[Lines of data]

-=-=-

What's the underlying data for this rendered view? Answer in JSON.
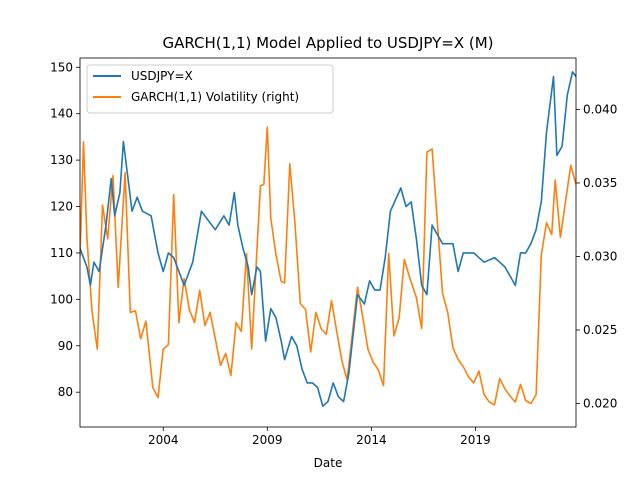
{
  "chart_data": {
    "type": "line",
    "title": "GARCH(1,1) Model Applied to USDJPY=X (M)",
    "xlabel": "Date",
    "ylabel": "",
    "ylabel_right": "",
    "x_range": [
      "2000-01",
      "2023-11"
    ],
    "xticks": [
      "2004",
      "2009",
      "2014",
      "2019"
    ],
    "ylim": [
      72.5,
      152.0
    ],
    "yticks": [
      80,
      90,
      100,
      110,
      120,
      130,
      140,
      150
    ],
    "ylim_right": [
      0.0184,
      0.0435
    ],
    "yticks_right": [
      "0.020",
      "0.025",
      "0.030",
      "0.035",
      "0.040"
    ],
    "legend_position": "upper-left",
    "grid": false,
    "series": [
      {
        "name": "USDJPY=X",
        "axis": "left",
        "color": "#1f77b4",
        "points": [
          [
            "2000-01",
            111
          ],
          [
            "2000-05",
            107
          ],
          [
            "2000-07",
            103
          ],
          [
            "2000-09",
            108
          ],
          [
            "2000-12",
            106
          ],
          [
            "2001-04",
            116
          ],
          [
            "2001-07",
            126
          ],
          [
            "2001-09",
            118
          ],
          [
            "2001-12",
            123
          ],
          [
            "2002-02",
            134
          ],
          [
            "2002-05",
            125
          ],
          [
            "2002-07",
            119
          ],
          [
            "2002-10",
            122
          ],
          [
            "2003-01",
            119
          ],
          [
            "2003-06",
            118
          ],
          [
            "2003-10",
            110
          ],
          [
            "2004-01",
            106
          ],
          [
            "2004-04",
            110
          ],
          [
            "2004-07",
            109
          ],
          [
            "2004-10",
            106
          ],
          [
            "2005-01",
            103
          ],
          [
            "2005-06",
            108
          ],
          [
            "2005-11",
            119
          ],
          [
            "2006-03",
            117
          ],
          [
            "2006-07",
            115
          ],
          [
            "2006-12",
            118
          ],
          [
            "2007-03",
            116
          ],
          [
            "2007-06",
            123
          ],
          [
            "2007-08",
            116
          ],
          [
            "2007-11",
            111
          ],
          [
            "2008-02",
            107
          ],
          [
            "2008-04",
            101
          ],
          [
            "2008-07",
            107
          ],
          [
            "2008-09",
            106
          ],
          [
            "2008-12",
            91
          ],
          [
            "2009-03",
            98
          ],
          [
            "2009-06",
            96
          ],
          [
            "2009-09",
            91
          ],
          [
            "2009-11",
            87
          ],
          [
            "2010-03",
            92
          ],
          [
            "2010-06",
            90
          ],
          [
            "2010-09",
            85
          ],
          [
            "2010-12",
            82
          ],
          [
            "2011-03",
            82
          ],
          [
            "2011-06",
            81
          ],
          [
            "2011-09",
            77
          ],
          [
            "2011-12",
            78
          ],
          [
            "2012-03",
            82
          ],
          [
            "2012-06",
            79
          ],
          [
            "2012-09",
            78
          ],
          [
            "2012-12",
            84
          ],
          [
            "2013-05",
            101
          ],
          [
            "2013-09",
            99
          ],
          [
            "2013-12",
            104
          ],
          [
            "2014-03",
            102
          ],
          [
            "2014-06",
            102
          ],
          [
            "2014-09",
            109
          ],
          [
            "2014-12",
            119
          ],
          [
            "2015-06",
            124
          ],
          [
            "2015-09",
            120
          ],
          [
            "2015-12",
            121
          ],
          [
            "2016-03",
            113
          ],
          [
            "2016-06",
            103
          ],
          [
            "2016-09",
            101
          ],
          [
            "2016-12",
            116
          ],
          [
            "2017-06",
            112
          ],
          [
            "2017-09",
            112
          ],
          [
            "2017-12",
            112
          ],
          [
            "2018-03",
            106
          ],
          [
            "2018-06",
            110
          ],
          [
            "2018-12",
            110
          ],
          [
            "2019-06",
            108
          ],
          [
            "2019-12",
            109
          ],
          [
            "2020-03",
            108
          ],
          [
            "2020-06",
            107
          ],
          [
            "2020-12",
            103
          ],
          [
            "2021-03",
            110
          ],
          [
            "2021-06",
            110
          ],
          [
            "2021-09",
            112
          ],
          [
            "2021-12",
            115
          ],
          [
            "2022-03",
            121
          ],
          [
            "2022-06",
            136
          ],
          [
            "2022-10",
            148
          ],
          [
            "2022-12",
            131
          ],
          [
            "2023-03",
            133
          ],
          [
            "2023-06",
            144
          ],
          [
            "2023-09",
            149
          ],
          [
            "2023-11",
            148
          ]
        ]
      },
      {
        "name": "GARCH(1,1) Volatility (right)",
        "axis": "right",
        "color": "#ff7f0e",
        "points": [
          [
            "2000-01",
            0.03
          ],
          [
            "2000-03",
            0.0378
          ],
          [
            "2000-05",
            0.0313
          ],
          [
            "2000-08",
            0.0262
          ],
          [
            "2000-11",
            0.0237
          ],
          [
            "2001-02",
            0.0335
          ],
          [
            "2001-05",
            0.0312
          ],
          [
            "2001-08",
            0.0355
          ],
          [
            "2001-11",
            0.0279
          ],
          [
            "2002-03",
            0.0357
          ],
          [
            "2002-06",
            0.0262
          ],
          [
            "2002-09",
            0.0263
          ],
          [
            "2002-12",
            0.0244
          ],
          [
            "2003-03",
            0.0256
          ],
          [
            "2003-07",
            0.0211
          ],
          [
            "2003-10",
            0.0204
          ],
          [
            "2004-01",
            0.0237
          ],
          [
            "2004-04",
            0.024
          ],
          [
            "2004-07",
            0.0342
          ],
          [
            "2004-10",
            0.0255
          ],
          [
            "2005-01",
            0.0285
          ],
          [
            "2005-04",
            0.0264
          ],
          [
            "2005-07",
            0.0255
          ],
          [
            "2005-10",
            0.0277
          ],
          [
            "2006-01",
            0.0253
          ],
          [
            "2006-04",
            0.0262
          ],
          [
            "2006-07",
            0.0244
          ],
          [
            "2006-10",
            0.0226
          ],
          [
            "2007-01",
            0.0234
          ],
          [
            "2007-04",
            0.0219
          ],
          [
            "2007-07",
            0.0255
          ],
          [
            "2007-10",
            0.0249
          ],
          [
            "2008-01",
            0.0302
          ],
          [
            "2008-04",
            0.0237
          ],
          [
            "2008-07",
            0.0304
          ],
          [
            "2008-09",
            0.0348
          ],
          [
            "2008-11",
            0.0349
          ],
          [
            "2009-01",
            0.0388
          ],
          [
            "2009-03",
            0.0326
          ],
          [
            "2009-06",
            0.0301
          ],
          [
            "2009-09",
            0.0283
          ],
          [
            "2009-11",
            0.0282
          ],
          [
            "2010-02",
            0.0363
          ],
          [
            "2010-05",
            0.0322
          ],
          [
            "2010-08",
            0.0268
          ],
          [
            "2010-11",
            0.0264
          ],
          [
            "2011-02",
            0.0235
          ],
          [
            "2011-05",
            0.0262
          ],
          [
            "2011-08",
            0.0251
          ],
          [
            "2011-11",
            0.0247
          ],
          [
            "2012-02",
            0.027
          ],
          [
            "2012-05",
            0.0249
          ],
          [
            "2012-08",
            0.0229
          ],
          [
            "2012-11",
            0.0216
          ],
          [
            "2013-02",
            0.0247
          ],
          [
            "2013-05",
            0.0279
          ],
          [
            "2013-08",
            0.0259
          ],
          [
            "2013-11",
            0.0237
          ],
          [
            "2014-02",
            0.0228
          ],
          [
            "2014-05",
            0.0223
          ],
          [
            "2014-08",
            0.0212
          ],
          [
            "2014-11",
            0.0302
          ],
          [
            "2015-02",
            0.0246
          ],
          [
            "2015-05",
            0.0258
          ],
          [
            "2015-08",
            0.0298
          ],
          [
            "2015-11",
            0.0286
          ],
          [
            "2016-03",
            0.0272
          ],
          [
            "2016-06",
            0.0251
          ],
          [
            "2016-09",
            0.0371
          ],
          [
            "2016-12",
            0.0373
          ],
          [
            "2017-03",
            0.0324
          ],
          [
            "2017-06",
            0.0275
          ],
          [
            "2017-09",
            0.0262
          ],
          [
            "2017-12",
            0.0238
          ],
          [
            "2018-03",
            0.023
          ],
          [
            "2018-06",
            0.0225
          ],
          [
            "2018-09",
            0.0218
          ],
          [
            "2018-12",
            0.0214
          ],
          [
            "2019-03",
            0.0222
          ],
          [
            "2019-06",
            0.0206
          ],
          [
            "2019-09",
            0.0201
          ],
          [
            "2019-12",
            0.0199
          ],
          [
            "2020-03",
            0.0217
          ],
          [
            "2020-06",
            0.021
          ],
          [
            "2020-09",
            0.0205
          ],
          [
            "2020-12",
            0.0201
          ],
          [
            "2021-03",
            0.0213
          ],
          [
            "2021-06",
            0.0202
          ],
          [
            "2021-09",
            0.02
          ],
          [
            "2021-12",
            0.0206
          ],
          [
            "2022-03",
            0.0301
          ],
          [
            "2022-06",
            0.0323
          ],
          [
            "2022-09",
            0.0315
          ],
          [
            "2022-11",
            0.0352
          ],
          [
            "2023-02",
            0.0313
          ],
          [
            "2023-05",
            0.0338
          ],
          [
            "2023-08",
            0.0362
          ],
          [
            "2023-11",
            0.0349
          ]
        ]
      }
    ]
  }
}
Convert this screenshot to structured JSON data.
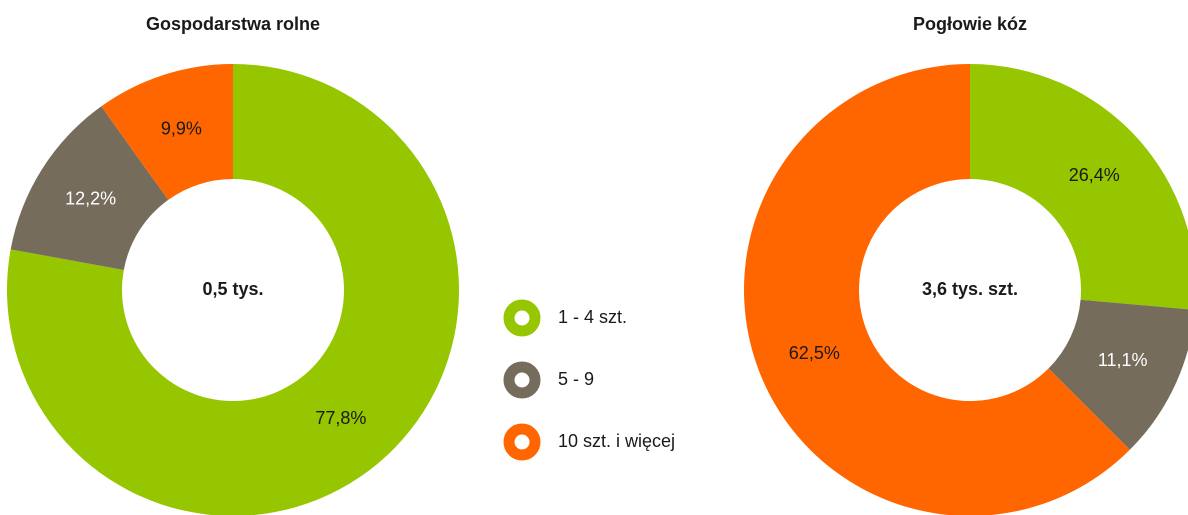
{
  "chart_data": [
    {
      "type": "donut",
      "title": "Gospodarstwa rolne",
      "center_label": "0,5 tys.",
      "values": [
        77.8,
        12.2,
        9.9
      ],
      "value_labels": [
        "77,8%",
        "12,2%",
        "9,9%"
      ]
    },
    {
      "type": "donut",
      "title": "Pogłowie kóz",
      "center_label": "3,6 tys. szt.",
      "values": [
        26.4,
        11.1,
        62.5
      ],
      "value_labels": [
        "26,4%",
        "11,1%",
        "62,5%"
      ]
    }
  ],
  "legend": {
    "labels": [
      "1 - 4 szt.",
      "5 - 9",
      "10 szt. i więcej"
    ],
    "colors": [
      "#95c600",
      "#766c5c",
      "#ff6600"
    ]
  }
}
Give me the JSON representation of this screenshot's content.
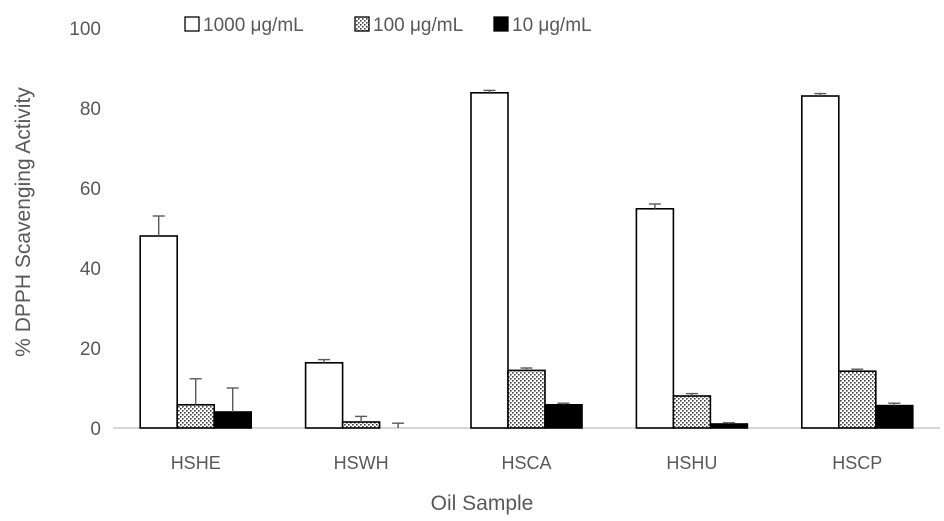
{
  "chart_data": {
    "type": "bar",
    "title": "",
    "xlabel": "Oil Sample",
    "ylabel": "% DPPH Scavenging Activity",
    "ylim": [
      0,
      100
    ],
    "yticks": [
      0,
      20,
      40,
      60,
      80,
      100
    ],
    "categories": [
      "HSHE",
      "HSWH",
      "HSCA",
      "HSHU",
      "HSCP"
    ],
    "series": [
      {
        "name": "1000 μg/mL",
        "values": [
          48,
          16.3,
          83.8,
          54.8,
          83
        ],
        "errors": [
          5,
          0.8,
          0.6,
          1.2,
          0.6
        ],
        "pattern": "white"
      },
      {
        "name": "100 μg/mL",
        "values": [
          5.8,
          1.5,
          14.4,
          8,
          14.2
        ],
        "errors": [
          6.5,
          1.4,
          0.6,
          0.6,
          0.5
        ],
        "pattern": "dotted"
      },
      {
        "name": "10 μg/mL",
        "values": [
          4,
          0,
          5.8,
          1,
          5.6
        ],
        "errors": [
          6,
          1.2,
          0.4,
          0.3,
          0.6
        ],
        "pattern": "black"
      }
    ],
    "legend_position": "top",
    "grid": false
  }
}
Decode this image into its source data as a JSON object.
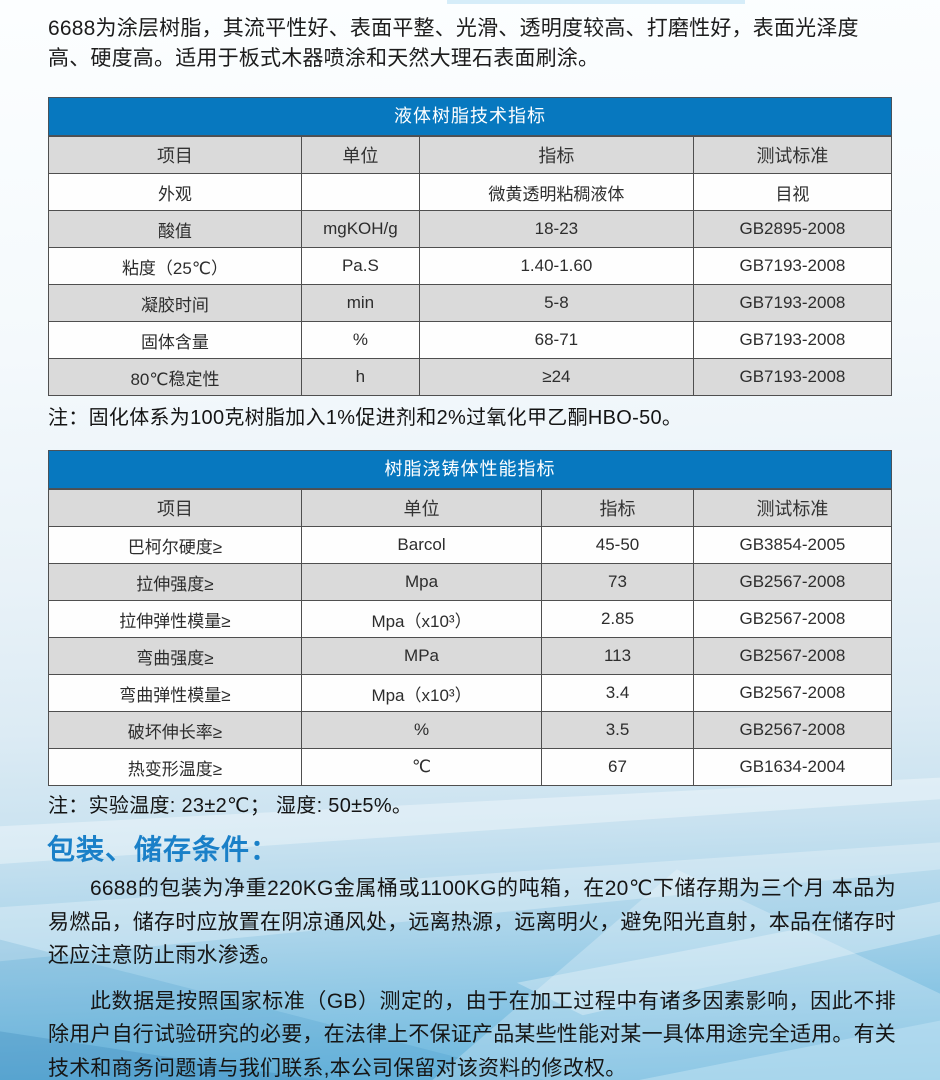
{
  "intro": "6688为涂层树脂，其流平性好、表面平整、光滑、透明度较高、打磨性好，表面光泽度高、硬度高。适用于板式木器喷涂和天然大理石表面刷涂。",
  "colors": {
    "table_header_blue": "#0778bf",
    "section_heading_blue": "#1a80c8",
    "row_stripe_gray": "#dadada"
  },
  "liquid_table": {
    "title": "液体树脂技术指标",
    "headers": [
      "项目",
      "单位",
      "指标",
      "测试标准"
    ],
    "rows": [
      [
        "外观",
        "",
        "微黄透明粘稠液体",
        "目视"
      ],
      [
        "酸值",
        "mgKOH/g",
        "18-23",
        "GB2895-2008"
      ],
      [
        "粘度（25℃）",
        "Pa.S",
        "1.40-1.60",
        "GB7193-2008"
      ],
      [
        "凝胶时间",
        "min",
        "5-8",
        "GB7193-2008"
      ],
      [
        "固体含量",
        "%",
        "68-71",
        "GB7193-2008"
      ],
      [
        "80℃稳定性",
        "h",
        "≥24",
        "GB7193-2008"
      ]
    ],
    "note": "注：固化体系为100克树脂加入1%促进剂和2%过氧化甲乙酮HBO-50。"
  },
  "casting_table": {
    "title": "树脂浇铸体性能指标",
    "headers": [
      "项目",
      "单位",
      "指标",
      "测试标准"
    ],
    "rows": [
      [
        "巴柯尔硬度≥",
        "Barcol",
        "45-50",
        "GB3854-2005"
      ],
      [
        "拉伸强度≥",
        "Mpa",
        "73",
        "GB2567-2008"
      ],
      [
        "拉伸弹性模量≥",
        "Mpa（x10³）",
        "2.85",
        "GB2567-2008"
      ],
      [
        "弯曲强度≥",
        "MPa",
        "113",
        "GB2567-2008"
      ],
      [
        "弯曲弹性模量≥",
        "Mpa（x10³）",
        "3.4",
        "GB2567-2008"
      ],
      [
        "破坏伸长率≥",
        "%",
        "3.5",
        "GB2567-2008"
      ],
      [
        "热变形温度≥",
        "℃",
        "67",
        "GB1634-2004"
      ]
    ],
    "note": "注：实验温度: 23±2℃； 湿度: 50±5%。"
  },
  "storage": {
    "heading": "包装、储存条件：",
    "para1": "6688的包装为净重220KG金属桶或1100KG的吨箱，在20℃下储存期为三个月 本品为易燃品，储存时应放置在阴凉通风处，远离热源，远离明火，避免阳光直射，本品在储存时还应注意防止雨水渗透。",
    "para2": "此数据是按照国家标准（GB）测定的，由于在加工过程中有诸多因素影响，因此不排除用户自行试验研究的必要，在法律上不保证产品某些性能对某一具体用途完全适用。有关技术和商务问题请与我们联系,本公司保留对该资料的修改权。"
  }
}
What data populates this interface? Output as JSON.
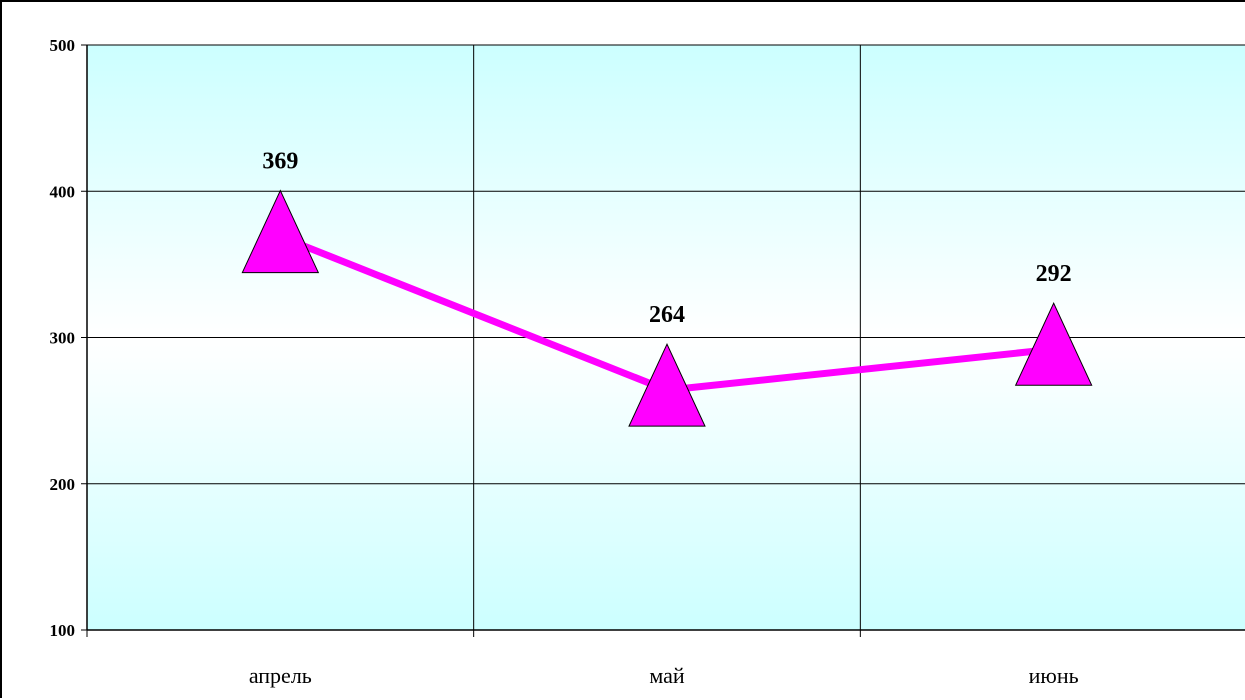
{
  "chart_data": {
    "type": "line",
    "title": "",
    "xlabel": "",
    "ylabel": "",
    "categories": [
      "апрель",
      "май",
      "июнь"
    ],
    "series": [
      {
        "values": [
          369,
          264,
          292
        ],
        "color": "#ff00ff",
        "marker": "triangle"
      }
    ],
    "data_labels": [
      "369",
      "264",
      "292"
    ],
    "ylim": [
      100,
      500
    ],
    "y_ticks": [
      "100",
      "200",
      "300",
      "400",
      "500"
    ],
    "grid": true,
    "legend": "none",
    "colors": {
      "plot_background_edge": "#ccffff",
      "plot_background_center": "#ffffff",
      "line": "#ff00ff",
      "marker_fill": "#ff00ff",
      "marker_stroke": "#000000"
    }
  }
}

-=-=-

> [Stated goal] Across the entries, how many lines contain "USDJPY"? Reply with the number only.

> [Result of this exercise] 2